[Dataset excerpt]
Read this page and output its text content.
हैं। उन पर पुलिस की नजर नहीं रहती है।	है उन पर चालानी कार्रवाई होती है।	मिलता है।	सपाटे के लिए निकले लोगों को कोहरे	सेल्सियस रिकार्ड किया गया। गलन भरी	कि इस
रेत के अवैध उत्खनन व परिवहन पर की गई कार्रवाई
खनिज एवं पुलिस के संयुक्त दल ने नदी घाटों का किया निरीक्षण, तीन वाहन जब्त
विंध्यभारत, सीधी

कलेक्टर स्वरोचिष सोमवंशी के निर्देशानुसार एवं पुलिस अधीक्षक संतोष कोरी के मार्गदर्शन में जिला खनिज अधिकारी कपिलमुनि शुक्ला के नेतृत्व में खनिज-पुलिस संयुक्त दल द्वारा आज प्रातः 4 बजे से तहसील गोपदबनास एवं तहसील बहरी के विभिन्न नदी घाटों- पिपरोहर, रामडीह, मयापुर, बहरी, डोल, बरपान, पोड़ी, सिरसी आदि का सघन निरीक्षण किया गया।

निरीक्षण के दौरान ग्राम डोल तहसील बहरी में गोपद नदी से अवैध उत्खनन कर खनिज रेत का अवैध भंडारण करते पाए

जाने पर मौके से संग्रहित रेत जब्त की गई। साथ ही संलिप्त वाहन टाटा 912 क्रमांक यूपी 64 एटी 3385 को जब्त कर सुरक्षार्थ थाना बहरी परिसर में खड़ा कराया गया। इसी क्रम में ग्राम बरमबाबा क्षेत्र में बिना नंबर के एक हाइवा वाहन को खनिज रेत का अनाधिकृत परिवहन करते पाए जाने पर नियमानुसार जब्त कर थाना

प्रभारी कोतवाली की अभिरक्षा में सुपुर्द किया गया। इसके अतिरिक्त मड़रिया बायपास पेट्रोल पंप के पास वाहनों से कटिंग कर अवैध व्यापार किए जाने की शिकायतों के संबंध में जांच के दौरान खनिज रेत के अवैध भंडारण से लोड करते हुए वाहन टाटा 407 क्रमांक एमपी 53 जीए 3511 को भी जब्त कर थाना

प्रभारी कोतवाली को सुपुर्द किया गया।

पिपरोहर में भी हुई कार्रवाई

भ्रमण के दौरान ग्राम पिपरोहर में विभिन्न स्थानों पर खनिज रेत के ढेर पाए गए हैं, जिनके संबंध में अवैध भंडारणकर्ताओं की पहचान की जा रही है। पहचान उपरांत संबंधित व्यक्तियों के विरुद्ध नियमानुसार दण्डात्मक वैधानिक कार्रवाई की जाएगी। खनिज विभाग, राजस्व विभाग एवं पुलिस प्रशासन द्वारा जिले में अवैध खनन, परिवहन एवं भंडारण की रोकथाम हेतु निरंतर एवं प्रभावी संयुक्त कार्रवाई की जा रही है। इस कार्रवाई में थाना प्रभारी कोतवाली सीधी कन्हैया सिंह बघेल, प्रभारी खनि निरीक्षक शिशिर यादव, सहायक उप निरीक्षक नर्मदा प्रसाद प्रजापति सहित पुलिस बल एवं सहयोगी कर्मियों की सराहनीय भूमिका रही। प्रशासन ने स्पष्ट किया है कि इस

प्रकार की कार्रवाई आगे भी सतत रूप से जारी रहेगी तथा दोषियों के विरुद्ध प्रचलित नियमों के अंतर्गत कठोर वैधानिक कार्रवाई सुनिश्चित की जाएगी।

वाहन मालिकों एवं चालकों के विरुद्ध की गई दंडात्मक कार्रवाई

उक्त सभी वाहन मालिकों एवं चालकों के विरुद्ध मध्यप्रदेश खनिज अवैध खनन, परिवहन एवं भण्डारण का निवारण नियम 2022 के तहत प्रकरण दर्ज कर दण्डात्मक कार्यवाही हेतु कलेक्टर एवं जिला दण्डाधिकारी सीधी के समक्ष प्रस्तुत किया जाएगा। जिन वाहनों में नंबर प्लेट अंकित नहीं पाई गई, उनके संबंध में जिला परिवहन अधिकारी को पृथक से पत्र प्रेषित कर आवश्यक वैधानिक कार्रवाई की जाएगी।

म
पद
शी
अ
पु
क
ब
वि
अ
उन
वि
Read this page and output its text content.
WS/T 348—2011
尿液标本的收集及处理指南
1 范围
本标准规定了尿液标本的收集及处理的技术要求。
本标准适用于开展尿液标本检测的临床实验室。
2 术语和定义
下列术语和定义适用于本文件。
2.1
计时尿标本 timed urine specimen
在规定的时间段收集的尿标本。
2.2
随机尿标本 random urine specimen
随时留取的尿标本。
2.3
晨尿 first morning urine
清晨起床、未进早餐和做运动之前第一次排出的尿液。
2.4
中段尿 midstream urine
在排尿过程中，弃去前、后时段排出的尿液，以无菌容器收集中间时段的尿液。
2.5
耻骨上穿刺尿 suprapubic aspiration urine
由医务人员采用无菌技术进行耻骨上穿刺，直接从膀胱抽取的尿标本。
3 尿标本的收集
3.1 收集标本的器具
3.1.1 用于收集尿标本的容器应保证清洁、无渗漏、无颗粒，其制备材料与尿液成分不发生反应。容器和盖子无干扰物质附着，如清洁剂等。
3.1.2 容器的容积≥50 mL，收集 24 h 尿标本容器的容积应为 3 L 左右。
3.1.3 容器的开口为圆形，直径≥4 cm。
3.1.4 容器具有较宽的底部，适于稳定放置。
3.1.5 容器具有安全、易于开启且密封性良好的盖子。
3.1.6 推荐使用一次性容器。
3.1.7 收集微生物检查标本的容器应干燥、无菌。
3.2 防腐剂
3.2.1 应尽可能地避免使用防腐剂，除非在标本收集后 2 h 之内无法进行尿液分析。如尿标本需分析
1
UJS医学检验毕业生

--

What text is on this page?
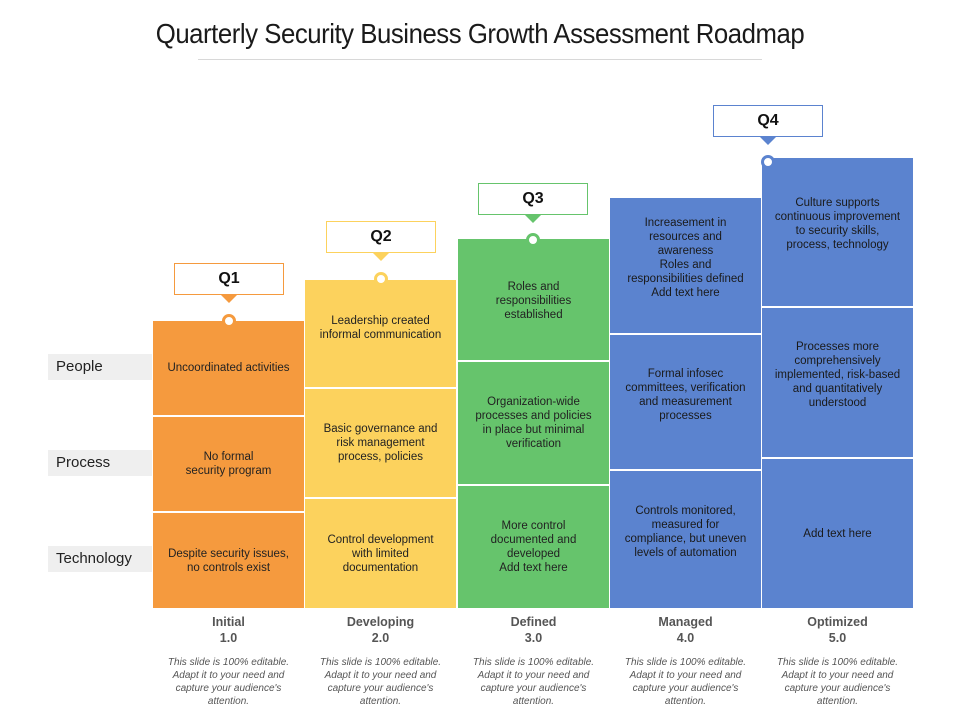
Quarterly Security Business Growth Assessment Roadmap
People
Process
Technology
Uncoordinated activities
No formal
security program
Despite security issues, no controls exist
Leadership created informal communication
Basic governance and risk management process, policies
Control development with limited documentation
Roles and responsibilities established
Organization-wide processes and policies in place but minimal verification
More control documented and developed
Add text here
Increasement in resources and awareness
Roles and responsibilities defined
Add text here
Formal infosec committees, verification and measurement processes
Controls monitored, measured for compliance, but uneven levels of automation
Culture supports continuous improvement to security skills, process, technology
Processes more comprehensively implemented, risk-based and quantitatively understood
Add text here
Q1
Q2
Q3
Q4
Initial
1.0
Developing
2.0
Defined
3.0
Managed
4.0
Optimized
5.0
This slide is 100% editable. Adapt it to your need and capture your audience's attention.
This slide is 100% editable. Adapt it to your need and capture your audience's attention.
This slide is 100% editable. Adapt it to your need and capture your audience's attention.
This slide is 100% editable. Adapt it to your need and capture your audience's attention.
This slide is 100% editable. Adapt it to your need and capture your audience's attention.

Task requirements: List each line of the entries that holds the string "risk".

The completed task:
Basic governance and risk management process, policies
Processes more comprehensively implemented, risk-based and quantitatively understood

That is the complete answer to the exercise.